Extracted information
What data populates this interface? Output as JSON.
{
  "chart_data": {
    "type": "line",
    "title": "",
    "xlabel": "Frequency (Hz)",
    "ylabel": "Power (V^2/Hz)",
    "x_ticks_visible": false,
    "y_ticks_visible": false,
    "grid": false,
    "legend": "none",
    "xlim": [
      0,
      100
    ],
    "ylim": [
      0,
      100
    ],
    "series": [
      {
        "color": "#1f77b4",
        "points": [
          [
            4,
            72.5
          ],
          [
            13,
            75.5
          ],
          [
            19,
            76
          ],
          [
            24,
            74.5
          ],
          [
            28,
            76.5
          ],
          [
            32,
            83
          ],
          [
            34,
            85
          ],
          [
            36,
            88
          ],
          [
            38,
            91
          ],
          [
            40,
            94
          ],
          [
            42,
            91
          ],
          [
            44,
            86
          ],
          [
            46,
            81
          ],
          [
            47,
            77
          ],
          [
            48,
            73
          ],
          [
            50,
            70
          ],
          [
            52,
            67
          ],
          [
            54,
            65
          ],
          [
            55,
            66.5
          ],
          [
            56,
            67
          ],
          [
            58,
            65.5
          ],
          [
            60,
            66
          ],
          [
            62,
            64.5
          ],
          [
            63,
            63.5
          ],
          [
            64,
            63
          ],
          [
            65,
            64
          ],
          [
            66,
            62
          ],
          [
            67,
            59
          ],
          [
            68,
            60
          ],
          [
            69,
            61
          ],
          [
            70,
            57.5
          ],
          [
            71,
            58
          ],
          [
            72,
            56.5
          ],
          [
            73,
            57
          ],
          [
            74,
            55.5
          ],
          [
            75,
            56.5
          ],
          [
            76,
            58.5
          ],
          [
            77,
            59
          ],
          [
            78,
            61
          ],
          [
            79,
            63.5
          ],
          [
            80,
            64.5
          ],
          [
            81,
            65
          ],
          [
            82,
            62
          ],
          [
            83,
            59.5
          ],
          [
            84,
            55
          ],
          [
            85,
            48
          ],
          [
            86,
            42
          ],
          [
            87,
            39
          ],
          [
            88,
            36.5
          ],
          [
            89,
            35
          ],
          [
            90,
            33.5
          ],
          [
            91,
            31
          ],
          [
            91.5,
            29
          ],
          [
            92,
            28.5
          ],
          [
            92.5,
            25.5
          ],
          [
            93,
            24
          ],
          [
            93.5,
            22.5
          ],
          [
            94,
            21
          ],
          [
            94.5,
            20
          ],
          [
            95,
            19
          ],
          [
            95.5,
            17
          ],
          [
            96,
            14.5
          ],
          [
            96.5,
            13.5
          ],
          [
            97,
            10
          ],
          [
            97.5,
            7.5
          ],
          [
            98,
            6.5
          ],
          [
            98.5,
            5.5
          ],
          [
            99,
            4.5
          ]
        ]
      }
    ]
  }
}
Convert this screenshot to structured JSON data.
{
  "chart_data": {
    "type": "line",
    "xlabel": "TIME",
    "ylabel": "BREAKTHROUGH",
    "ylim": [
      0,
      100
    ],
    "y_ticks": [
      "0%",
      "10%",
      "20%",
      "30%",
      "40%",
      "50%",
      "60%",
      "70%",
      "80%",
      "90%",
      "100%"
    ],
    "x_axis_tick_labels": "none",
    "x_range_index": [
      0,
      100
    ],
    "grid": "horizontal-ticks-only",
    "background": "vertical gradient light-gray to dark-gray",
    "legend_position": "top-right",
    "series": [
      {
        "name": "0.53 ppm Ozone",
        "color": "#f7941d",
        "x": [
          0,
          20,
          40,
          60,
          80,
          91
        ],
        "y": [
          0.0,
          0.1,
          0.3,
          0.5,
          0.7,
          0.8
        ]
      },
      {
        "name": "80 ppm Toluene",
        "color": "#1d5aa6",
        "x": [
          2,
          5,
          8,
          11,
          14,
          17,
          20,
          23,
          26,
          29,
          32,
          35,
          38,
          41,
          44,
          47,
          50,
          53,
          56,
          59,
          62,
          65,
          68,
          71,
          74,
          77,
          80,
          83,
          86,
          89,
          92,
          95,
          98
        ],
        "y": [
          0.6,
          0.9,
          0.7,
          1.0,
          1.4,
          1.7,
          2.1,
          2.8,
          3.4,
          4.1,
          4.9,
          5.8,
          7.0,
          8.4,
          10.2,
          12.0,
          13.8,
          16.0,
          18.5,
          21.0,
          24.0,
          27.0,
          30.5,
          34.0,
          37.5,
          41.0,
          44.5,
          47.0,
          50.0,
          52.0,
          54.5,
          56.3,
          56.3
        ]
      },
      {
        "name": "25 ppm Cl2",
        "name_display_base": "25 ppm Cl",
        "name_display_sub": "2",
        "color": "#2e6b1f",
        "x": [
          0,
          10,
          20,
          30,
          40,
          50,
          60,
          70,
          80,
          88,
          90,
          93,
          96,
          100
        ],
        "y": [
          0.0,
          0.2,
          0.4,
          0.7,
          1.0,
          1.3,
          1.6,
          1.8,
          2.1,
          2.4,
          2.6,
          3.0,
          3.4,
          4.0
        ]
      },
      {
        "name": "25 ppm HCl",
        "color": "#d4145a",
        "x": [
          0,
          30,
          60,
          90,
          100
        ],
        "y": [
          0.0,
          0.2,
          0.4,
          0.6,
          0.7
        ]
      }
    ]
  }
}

Exercise aim
From the listing, tally every line with the word "JSON" in it and give only the tally.

The output
2